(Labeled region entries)
>> START

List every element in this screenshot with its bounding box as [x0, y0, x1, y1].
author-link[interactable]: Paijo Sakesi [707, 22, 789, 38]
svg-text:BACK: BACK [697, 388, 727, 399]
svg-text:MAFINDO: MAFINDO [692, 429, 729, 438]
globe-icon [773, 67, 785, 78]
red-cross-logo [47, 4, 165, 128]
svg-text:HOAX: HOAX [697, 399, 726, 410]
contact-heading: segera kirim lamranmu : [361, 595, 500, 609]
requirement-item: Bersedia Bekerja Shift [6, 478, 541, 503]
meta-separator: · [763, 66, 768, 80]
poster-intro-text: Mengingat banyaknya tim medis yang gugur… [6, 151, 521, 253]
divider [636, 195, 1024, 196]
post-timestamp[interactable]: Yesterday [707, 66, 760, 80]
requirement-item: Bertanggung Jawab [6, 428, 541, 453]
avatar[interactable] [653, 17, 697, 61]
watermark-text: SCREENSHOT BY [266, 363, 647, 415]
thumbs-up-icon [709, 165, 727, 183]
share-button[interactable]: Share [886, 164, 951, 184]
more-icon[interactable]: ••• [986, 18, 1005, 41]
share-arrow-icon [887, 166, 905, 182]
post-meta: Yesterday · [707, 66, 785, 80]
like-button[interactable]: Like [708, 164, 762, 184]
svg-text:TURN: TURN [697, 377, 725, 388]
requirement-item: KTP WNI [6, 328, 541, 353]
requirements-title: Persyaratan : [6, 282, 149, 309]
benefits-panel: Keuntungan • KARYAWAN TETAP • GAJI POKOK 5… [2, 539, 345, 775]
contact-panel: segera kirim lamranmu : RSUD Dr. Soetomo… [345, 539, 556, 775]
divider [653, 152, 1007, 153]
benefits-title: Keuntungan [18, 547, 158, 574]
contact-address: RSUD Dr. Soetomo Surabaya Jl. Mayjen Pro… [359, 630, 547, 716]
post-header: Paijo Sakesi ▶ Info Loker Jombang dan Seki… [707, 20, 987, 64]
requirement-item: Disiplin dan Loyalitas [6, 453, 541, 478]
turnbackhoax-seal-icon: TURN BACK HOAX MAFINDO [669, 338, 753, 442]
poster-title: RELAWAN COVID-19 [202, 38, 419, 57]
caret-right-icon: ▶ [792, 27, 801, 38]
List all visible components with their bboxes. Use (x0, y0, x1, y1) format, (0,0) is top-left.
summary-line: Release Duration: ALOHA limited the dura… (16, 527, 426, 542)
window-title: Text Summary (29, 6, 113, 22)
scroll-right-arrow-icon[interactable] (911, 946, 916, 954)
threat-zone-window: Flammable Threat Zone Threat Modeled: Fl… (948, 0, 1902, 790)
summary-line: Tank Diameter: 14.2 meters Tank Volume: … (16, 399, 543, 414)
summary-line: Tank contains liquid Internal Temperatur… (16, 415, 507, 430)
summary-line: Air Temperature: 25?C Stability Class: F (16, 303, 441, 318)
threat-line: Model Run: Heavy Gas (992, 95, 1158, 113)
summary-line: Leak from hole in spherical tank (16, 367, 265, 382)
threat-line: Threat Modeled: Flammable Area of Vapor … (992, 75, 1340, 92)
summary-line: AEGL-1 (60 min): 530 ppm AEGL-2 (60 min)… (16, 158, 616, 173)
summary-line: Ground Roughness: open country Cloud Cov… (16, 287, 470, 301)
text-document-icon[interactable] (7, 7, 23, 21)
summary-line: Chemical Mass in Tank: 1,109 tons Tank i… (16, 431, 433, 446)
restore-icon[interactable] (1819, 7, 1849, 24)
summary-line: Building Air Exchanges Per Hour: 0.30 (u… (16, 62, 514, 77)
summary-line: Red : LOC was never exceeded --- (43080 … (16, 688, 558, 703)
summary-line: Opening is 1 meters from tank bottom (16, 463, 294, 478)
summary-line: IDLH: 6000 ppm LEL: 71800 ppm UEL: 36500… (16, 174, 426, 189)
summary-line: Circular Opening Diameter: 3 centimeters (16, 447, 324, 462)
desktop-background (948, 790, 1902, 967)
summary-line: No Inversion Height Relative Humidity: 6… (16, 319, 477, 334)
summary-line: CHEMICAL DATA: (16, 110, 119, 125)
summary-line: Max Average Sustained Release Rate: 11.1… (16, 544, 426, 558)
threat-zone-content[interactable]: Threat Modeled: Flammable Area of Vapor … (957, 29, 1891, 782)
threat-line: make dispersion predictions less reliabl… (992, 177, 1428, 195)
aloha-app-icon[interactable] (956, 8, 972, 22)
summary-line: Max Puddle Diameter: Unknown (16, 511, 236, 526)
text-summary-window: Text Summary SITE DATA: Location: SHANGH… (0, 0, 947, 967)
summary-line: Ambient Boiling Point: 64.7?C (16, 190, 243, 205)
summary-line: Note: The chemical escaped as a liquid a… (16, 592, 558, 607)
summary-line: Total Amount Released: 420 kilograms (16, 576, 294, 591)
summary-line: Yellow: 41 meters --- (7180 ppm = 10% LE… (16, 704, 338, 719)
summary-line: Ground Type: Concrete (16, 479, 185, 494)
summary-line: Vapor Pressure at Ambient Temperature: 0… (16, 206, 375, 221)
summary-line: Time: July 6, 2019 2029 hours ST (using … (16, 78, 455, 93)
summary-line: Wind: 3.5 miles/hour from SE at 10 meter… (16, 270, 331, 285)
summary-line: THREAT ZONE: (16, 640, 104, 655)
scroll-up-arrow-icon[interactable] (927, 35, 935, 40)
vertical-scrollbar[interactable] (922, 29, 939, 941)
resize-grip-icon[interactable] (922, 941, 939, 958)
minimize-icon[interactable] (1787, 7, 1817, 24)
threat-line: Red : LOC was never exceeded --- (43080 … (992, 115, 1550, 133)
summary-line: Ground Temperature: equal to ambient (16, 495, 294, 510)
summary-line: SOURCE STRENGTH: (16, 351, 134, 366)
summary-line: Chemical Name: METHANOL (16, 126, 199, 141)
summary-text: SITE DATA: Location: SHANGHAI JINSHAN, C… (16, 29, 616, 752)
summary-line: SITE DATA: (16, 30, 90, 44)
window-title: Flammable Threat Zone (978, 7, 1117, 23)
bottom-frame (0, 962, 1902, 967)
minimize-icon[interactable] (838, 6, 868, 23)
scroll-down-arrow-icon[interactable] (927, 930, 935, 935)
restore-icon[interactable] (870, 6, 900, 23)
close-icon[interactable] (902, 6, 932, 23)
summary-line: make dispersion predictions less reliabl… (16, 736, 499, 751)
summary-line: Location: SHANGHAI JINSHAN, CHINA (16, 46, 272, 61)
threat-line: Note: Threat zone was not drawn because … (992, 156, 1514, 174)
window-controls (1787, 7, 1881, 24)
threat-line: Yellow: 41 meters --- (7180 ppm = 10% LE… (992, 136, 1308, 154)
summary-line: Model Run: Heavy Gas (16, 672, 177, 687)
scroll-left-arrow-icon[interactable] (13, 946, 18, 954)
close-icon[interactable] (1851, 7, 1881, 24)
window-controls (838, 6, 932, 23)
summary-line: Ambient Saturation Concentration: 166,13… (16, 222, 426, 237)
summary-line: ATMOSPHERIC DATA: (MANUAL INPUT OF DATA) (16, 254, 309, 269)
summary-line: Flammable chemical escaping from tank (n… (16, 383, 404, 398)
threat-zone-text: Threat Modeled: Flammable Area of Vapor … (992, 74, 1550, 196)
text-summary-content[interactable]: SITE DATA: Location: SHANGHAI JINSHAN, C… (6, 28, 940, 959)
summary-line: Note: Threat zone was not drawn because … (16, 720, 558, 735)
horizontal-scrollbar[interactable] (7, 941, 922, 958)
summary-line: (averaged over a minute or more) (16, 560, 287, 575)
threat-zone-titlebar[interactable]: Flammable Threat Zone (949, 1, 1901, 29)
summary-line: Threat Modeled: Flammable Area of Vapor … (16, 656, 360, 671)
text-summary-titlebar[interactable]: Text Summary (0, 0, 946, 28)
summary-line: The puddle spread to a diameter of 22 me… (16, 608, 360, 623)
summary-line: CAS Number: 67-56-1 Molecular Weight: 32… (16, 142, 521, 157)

>> END

▶ **What the exercise asks**: Rewrite the lines from the start through the line containing "meta-separator: · [763, 66, 768, 80]", swapping "svg-text" for "vector-text" and leaving everything else unchanged.

▶ **Response**:
List every element in this screenshot with its bounding box as [x0, y0, x1, y1].
author-link[interactable]: Paijo Sakesi [707, 22, 789, 38]
vector-text:BACK: BACK [697, 388, 727, 399]
vector-text:MAFINDO: MAFINDO [692, 429, 729, 438]
globe-icon [773, 67, 785, 78]
red-cross-logo [47, 4, 165, 128]
vector-text:HOAX: HOAX [697, 399, 726, 410]
contact-heading: segera kirim lamranmu : [361, 595, 500, 609]
requirement-item: Bersedia Bekerja Shift [6, 478, 541, 503]
meta-separator: · [763, 66, 768, 80]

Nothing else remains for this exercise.